Input »
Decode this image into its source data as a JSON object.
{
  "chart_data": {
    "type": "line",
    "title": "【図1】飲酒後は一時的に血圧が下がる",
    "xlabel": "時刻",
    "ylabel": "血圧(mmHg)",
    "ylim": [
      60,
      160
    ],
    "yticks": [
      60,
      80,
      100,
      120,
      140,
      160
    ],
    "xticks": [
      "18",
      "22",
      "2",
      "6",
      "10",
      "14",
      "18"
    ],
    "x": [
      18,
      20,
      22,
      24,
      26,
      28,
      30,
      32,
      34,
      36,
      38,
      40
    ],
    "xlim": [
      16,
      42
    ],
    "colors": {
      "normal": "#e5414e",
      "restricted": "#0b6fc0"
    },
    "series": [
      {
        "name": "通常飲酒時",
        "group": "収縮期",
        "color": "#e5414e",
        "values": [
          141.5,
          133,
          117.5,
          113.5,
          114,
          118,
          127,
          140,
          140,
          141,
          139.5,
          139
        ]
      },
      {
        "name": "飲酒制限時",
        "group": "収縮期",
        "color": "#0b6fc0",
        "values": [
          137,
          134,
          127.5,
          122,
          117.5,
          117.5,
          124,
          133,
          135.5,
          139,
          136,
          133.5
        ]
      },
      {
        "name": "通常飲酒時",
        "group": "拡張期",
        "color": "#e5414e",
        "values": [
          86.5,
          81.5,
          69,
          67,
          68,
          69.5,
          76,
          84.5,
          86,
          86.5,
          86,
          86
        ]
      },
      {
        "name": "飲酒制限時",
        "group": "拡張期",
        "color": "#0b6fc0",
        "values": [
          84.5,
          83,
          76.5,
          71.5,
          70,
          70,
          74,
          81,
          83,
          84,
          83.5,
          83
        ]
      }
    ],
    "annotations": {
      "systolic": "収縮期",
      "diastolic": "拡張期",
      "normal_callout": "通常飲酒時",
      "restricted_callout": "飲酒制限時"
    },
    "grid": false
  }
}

Instruction » Write down every line of the data exactly as it appears above.

Solution to the exercise »
Decode this image into its source data as a JSON object.
{
  "chart_data": {
    "type": "line",
    "title": "【図1】飲酒後は一時的に血圧が下がる",
    "xlabel": "時刻",
    "ylabel": "血圧(mmHg)",
    "ylim": [
      60,
      160
    ],
    "yticks": [
      60,
      80,
      100,
      120,
      140,
      160
    ],
    "xticks": [
      "18",
      "22",
      "2",
      "6",
      "10",
      "14",
      "18"
    ],
    "x": [
      18,
      20,
      22,
      24,
      26,
      28,
      30,
      32,
      34,
      36,
      38,
      40
    ],
    "xlim": [
      16,
      42
    ],
    "colors": {
      "normal": "#e5414e",
      "restricted": "#0b6fc0"
    },
    "series": [
      {
        "name": "通常飲酒時",
        "group": "収縮期",
        "color": "#e5414e",
        "values": [
          141.5,
          133,
          117.5,
          113.5,
          114,
          118,
          127,
          140,
          140,
          141,
          139.5,
          139
        ]
      },
      {
        "name": "飲酒制限時",
        "group": "収縮期",
        "color": "#0b6fc0",
        "values": [
          137,
          134,
          127.5,
          122,
          117.5,
          117.5,
          124,
          133,
          135.5,
          139,
          136,
          133.5
        ]
      },
      {
        "name": "通常飲酒時",
        "group": "拡張期",
        "color": "#e5414e",
        "values": [
          86.5,
          81.5,
          69,
          67,
          68,
          69.5,
          76,
          84.5,
          86,
          86.5,
          86,
          86
        ]
      },
      {
        "name": "飲酒制限時",
        "group": "拡張期",
        "color": "#0b6fc0",
        "values": [
          84.5,
          83,
          76.5,
          71.5,
          70,
          70,
          74,
          81,
          83,
          84,
          83.5,
          83
        ]
      }
    ],
    "annotations": {
      "systolic": "収縮期",
      "diastolic": "拡張期",
      "normal_callout": "通常飲酒時",
      "restricted_callout": "飲酒制限時"
    },
    "grid": false
  }
}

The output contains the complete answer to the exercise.